**Material provided:**
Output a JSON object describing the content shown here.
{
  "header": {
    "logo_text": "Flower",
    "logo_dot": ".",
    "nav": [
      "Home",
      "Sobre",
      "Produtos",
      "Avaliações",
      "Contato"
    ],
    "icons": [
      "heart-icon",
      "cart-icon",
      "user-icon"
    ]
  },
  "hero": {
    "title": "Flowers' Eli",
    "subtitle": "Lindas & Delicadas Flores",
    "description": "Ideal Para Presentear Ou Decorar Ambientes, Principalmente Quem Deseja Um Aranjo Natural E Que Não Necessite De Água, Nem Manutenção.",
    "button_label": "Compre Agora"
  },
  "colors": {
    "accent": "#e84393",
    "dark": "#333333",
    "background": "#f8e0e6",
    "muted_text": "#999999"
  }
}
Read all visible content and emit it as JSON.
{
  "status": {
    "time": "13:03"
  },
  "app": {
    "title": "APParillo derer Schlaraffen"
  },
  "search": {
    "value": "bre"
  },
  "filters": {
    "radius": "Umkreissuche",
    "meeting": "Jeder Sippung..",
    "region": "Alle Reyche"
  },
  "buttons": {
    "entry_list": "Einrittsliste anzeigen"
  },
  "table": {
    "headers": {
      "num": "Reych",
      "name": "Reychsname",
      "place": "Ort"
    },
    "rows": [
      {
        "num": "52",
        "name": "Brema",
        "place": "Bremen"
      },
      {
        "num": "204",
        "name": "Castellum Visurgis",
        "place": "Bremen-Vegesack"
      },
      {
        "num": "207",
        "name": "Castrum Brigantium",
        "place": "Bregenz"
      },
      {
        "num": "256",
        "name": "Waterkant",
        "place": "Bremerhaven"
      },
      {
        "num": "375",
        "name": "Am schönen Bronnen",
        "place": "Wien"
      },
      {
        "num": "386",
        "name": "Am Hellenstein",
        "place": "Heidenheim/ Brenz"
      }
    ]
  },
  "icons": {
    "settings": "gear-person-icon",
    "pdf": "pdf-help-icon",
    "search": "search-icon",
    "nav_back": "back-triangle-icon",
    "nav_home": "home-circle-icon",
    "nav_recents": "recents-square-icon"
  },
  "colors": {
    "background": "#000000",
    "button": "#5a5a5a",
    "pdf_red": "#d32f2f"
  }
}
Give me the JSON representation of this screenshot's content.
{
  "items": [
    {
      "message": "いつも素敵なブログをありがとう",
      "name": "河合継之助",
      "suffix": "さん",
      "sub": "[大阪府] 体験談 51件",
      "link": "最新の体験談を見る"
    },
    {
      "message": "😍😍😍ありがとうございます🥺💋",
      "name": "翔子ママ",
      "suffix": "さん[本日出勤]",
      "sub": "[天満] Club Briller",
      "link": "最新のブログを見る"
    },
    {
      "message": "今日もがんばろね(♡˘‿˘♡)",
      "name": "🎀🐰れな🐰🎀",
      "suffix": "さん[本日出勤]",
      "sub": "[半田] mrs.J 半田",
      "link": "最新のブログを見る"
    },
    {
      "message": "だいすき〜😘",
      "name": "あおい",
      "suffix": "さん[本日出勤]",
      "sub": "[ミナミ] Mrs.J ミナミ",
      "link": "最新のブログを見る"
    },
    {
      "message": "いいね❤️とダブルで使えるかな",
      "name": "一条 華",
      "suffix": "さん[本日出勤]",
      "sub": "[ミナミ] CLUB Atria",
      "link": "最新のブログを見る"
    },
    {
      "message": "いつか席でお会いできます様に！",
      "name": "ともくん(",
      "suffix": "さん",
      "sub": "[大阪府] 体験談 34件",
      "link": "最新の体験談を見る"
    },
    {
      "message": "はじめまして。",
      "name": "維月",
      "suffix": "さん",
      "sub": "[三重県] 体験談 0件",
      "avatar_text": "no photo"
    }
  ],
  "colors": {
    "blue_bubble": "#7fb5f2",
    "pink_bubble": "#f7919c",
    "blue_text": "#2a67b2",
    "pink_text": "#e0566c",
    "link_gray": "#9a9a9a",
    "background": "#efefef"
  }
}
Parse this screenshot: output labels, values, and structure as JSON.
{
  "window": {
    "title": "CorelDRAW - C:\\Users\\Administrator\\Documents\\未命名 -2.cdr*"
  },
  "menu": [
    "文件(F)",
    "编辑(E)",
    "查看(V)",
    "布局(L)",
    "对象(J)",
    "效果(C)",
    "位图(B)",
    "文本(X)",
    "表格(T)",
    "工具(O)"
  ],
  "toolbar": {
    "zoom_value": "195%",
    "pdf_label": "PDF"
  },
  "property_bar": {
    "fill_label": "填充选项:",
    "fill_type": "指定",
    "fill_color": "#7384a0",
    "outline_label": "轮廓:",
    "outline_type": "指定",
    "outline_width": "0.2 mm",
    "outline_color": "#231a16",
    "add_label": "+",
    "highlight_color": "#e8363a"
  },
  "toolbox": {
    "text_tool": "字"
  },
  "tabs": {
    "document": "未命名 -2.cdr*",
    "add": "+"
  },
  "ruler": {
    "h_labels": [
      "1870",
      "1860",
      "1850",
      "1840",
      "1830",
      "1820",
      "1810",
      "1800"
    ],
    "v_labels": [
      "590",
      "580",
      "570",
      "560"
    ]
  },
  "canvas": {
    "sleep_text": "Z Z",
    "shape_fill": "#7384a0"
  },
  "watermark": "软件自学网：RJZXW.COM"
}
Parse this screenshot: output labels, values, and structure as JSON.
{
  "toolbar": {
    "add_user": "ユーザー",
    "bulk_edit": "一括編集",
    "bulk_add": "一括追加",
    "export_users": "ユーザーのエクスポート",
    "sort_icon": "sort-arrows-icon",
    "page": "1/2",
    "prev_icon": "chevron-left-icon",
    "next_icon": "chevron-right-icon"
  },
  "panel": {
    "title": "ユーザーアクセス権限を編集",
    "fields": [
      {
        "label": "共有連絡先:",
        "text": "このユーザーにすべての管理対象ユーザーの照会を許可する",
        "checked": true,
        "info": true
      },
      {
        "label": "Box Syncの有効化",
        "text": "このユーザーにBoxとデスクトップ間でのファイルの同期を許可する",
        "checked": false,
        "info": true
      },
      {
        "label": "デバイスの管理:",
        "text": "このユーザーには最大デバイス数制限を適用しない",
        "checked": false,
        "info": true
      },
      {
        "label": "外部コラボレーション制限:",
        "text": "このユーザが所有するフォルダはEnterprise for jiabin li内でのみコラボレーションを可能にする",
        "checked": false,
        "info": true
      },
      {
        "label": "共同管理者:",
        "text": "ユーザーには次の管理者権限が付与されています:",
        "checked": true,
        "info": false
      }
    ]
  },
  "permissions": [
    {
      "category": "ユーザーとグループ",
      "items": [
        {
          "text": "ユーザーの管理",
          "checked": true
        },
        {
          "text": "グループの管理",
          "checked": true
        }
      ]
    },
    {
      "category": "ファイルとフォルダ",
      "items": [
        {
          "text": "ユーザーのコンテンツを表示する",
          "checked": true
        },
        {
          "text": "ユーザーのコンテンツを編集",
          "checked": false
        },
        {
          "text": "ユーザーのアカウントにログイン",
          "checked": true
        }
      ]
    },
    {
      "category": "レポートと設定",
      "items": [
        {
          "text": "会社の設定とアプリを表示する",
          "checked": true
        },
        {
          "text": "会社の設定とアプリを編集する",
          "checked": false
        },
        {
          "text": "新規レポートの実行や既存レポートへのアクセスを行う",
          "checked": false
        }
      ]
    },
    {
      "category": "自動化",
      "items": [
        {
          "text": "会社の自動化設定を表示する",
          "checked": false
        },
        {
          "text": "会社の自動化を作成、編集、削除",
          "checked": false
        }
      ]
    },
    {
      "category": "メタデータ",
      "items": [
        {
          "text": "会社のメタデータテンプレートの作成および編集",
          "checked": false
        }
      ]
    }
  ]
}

**Instructions for the task:** Return every record above exactly as it appears.

**Task solution:**
Output a JSON object describing the content shown here.
{
  "header": {
    "logo_text": "Flower",
    "logo_dot": ".",
    "nav": [
      "Home",
      "Sobre",
      "Produtos",
      "Avaliações",
      "Contato"
    ],
    "icons": [
      "heart-icon",
      "cart-icon",
      "user-icon"
    ]
  },
  "hero": {
    "title": "Flowers' Eli",
    "subtitle": "Lindas & Delicadas Flores",
    "description": "Ideal Para Presentear Ou Decorar Ambientes, Principalmente Quem Deseja Um Aranjo Natural E Que Não Necessite De Água, Nem Manutenção.",
    "button_label": "Compre Agora"
  },
  "colors": {
    "accent": "#e84393",
    "dark": "#333333",
    "background": "#f8e0e6",
    "muted_text": "#999999"
  }
}
Read all visible content and emit it as JSON.
{
  "status": {
    "time": "13:03"
  },
  "app": {
    "title": "APParillo derer Schlaraffen"
  },
  "search": {
    "value": "bre"
  },
  "filters": {
    "radius": "Umkreissuche",
    "meeting": "Jeder Sippung..",
    "region": "Alle Reyche"
  },
  "buttons": {
    "entry_list": "Einrittsliste anzeigen"
  },
  "table": {
    "headers": {
      "num": "Reych",
      "name": "Reychsname",
      "place": "Ort"
    },
    "rows": [
      {
        "num": "52",
        "name": "Brema",
        "place": "Bremen"
      },
      {
        "num": "204",
        "name": "Castellum Visurgis",
        "place": "Bremen-Vegesack"
      },
      {
        "num": "207",
        "name": "Castrum Brigantium",
        "place": "Bregenz"
      },
      {
        "num": "256",
        "name": "Waterkant",
        "place": "Bremerhaven"
      },
      {
        "num": "375",
        "name": "Am schönen Bronnen",
        "place": "Wien"
      },
      {
        "num": "386",
        "name": "Am Hellenstein",
        "place": "Heidenheim/ Brenz"
      }
    ]
  },
  "icons": {
    "settings": "gear-person-icon",
    "pdf": "pdf-help-icon",
    "search": "search-icon",
    "nav_back": "back-triangle-icon",
    "nav_home": "home-circle-icon",
    "nav_recents": "recents-square-icon"
  },
  "colors": {
    "background": "#000000",
    "button": "#5a5a5a",
    "pdf_red": "#d32f2f"
  }
}
Give me the JSON representation of this screenshot's content.
{
  "items": [
    {
      "message": "いつも素敵なブログをありがとう",
      "name": "河合継之助",
      "suffix": "さん",
      "sub": "[大阪府] 体験談 51件",
      "link": "最新の体験談を見る"
    },
    {
      "message": "😍😍😍ありがとうございます🥺💋",
      "name": "翔子ママ",
      "suffix": "さん[本日出勤]",
      "sub": "[天満] Club Briller",
      "link": "最新のブログを見る"
    },
    {
      "message": "今日もがんばろね(♡˘‿˘♡)",
      "name": "🎀🐰れな🐰🎀",
      "suffix": "さん[本日出勤]",
      "sub": "[半田] mrs.J 半田",
      "link": "最新のブログを見る"
    },
    {
      "message": "だいすき〜😘",
      "name": "あおい",
      "suffix": "さん[本日出勤]",
      "sub": "[ミナミ] Mrs.J ミナミ",
      "link": "最新のブログを見る"
    },
    {
      "message": "いいね❤️とダブルで使えるかな",
      "name": "一条 華",
      "suffix": "さん[本日出勤]",
      "sub": "[ミナミ] CLUB Atria",
      "link": "最新のブログを見る"
    },
    {
      "message": "いつか席でお会いできます様に！",
      "name": "ともくん(",
      "suffix": "さん",
      "sub": "[大阪府] 体験談 34件",
      "link": "最新の体験談を見る"
    },
    {
      "message": "はじめまして。",
      "name": "維月",
      "suffix": "さん",
      "sub": "[三重県] 体験談 0件",
      "avatar_text": "no photo"
    }
  ],
  "colors": {
    "blue_bubble": "#7fb5f2",
    "pink_bubble": "#f7919c",
    "blue_text": "#2a67b2",
    "pink_text": "#e0566c",
    "link_gray": "#9a9a9a",
    "background": "#efefef"
  }
}
Parse this screenshot: output labels, values, and structure as JSON.
{
  "window": {
    "title": "CorelDRAW - C:\\Users\\Administrator\\Documents\\未命名 -2.cdr*"
  },
  "menu": [
    "文件(F)",
    "编辑(E)",
    "查看(V)",
    "布局(L)",
    "对象(J)",
    "效果(C)",
    "位图(B)",
    "文本(X)",
    "表格(T)",
    "工具(O)"
  ],
  "toolbar": {
    "zoom_value": "195%",
    "pdf_label": "PDF"
  },
  "property_bar": {
    "fill_label": "填充选项:",
    "fill_type": "指定",
    "fill_color": "#7384a0",
    "outline_label": "轮廓:",
    "outline_type": "指定",
    "outline_width": "0.2 mm",
    "outline_color": "#231a16",
    "add_label": "+",
    "highlight_color": "#e8363a"
  },
  "toolbox": {
    "text_tool": "字"
  },
  "tabs": {
    "document": "未命名 -2.cdr*",
    "add": "+"
  },
  "ruler": {
    "h_labels": [
      "1870",
      "1860",
      "1850",
      "1840",
      "1830",
      "1820",
      "1810",
      "1800"
    ],
    "v_labels": [
      "590",
      "580",
      "570",
      "560"
    ]
  },
  "canvas": {
    "sleep_text": "Z Z",
    "shape_fill": "#7384a0"
  },
  "watermark": "软件自学网：RJZXW.COM"
}
Parse this screenshot: output labels, values, and structure as JSON.
{
  "toolbar": {
    "add_user": "ユーザー",
    "bulk_edit": "一括編集",
    "bulk_add": "一括追加",
    "export_users": "ユーザーのエクスポート",
    "sort_icon": "sort-arrows-icon",
    "page": "1/2",
    "prev_icon": "chevron-left-icon",
    "next_icon": "chevron-right-icon"
  },
  "panel": {
    "title": "ユーザーアクセス権限を編集",
    "fields": [
      {
        "label": "共有連絡先:",
        "text": "このユーザーにすべての管理対象ユーザーの照会を許可する",
        "checked": true,
        "info": true
      },
      {
        "label": "Box Syncの有効化",
        "text": "このユーザーにBoxとデスクトップ間でのファイルの同期を許可する",
        "checked": false,
        "info": true
      },
      {
        "label": "デバイスの管理:",
        "text": "このユーザーには最大デバイス数制限を適用しない",
        "checked": false,
        "info": true
      },
      {
        "label": "外部コラボレーション制限:",
        "text": "このユーザが所有するフォルダはEnterprise for jiabin li内でのみコラボレーションを可能にする",
        "checked": false,
        "info": true
      },
      {
        "label": "共同管理者:",
        "text": "ユーザーには次の管理者権限が付与されています:",
        "checked": true,
        "info": false
      }
    ]
  },
  "permissions": [
    {
      "category": "ユーザーとグループ",
      "items": [
        {
          "text": "ユーザーの管理",
          "checked": true
        },
        {
          "text": "グループの管理",
          "checked": true
        }
      ]
    },
    {
      "category": "ファイルとフォルダ",
      "items": [
        {
          "text": "ユーザーのコンテンツを表示する",
          "checked": true
        },
        {
          "text": "ユーザーのコンテンツを編集",
          "checked": false
        },
        {
          "text": "ユーザーのアカウントにログイン",
          "checked": true
        }
      ]
    },
    {
      "category": "レポートと設定",
      "items": [
        {
          "text": "会社の設定とアプリを表示する",
          "checked": true
        },
        {
          "text": "会社の設定とアプリを編集する",
          "checked": false
        },
        {
          "text": "新規レポートの実行や既存レポートへのアクセスを行う",
          "checked": false
        }
      ]
    },
    {
      "category": "自動化",
      "items": [
        {
          "text": "会社の自動化設定を表示する",
          "checked": false
        },
        {
          "text": "会社の自動化を作成、編集、削除",
          "checked": false
        }
      ]
    },
    {
      "category": "メタデータ",
      "items": [
        {
          "text": "会社のメタデータテンプレートの作成および編集",
          "checked": false
        }
      ]
    }
  ]
}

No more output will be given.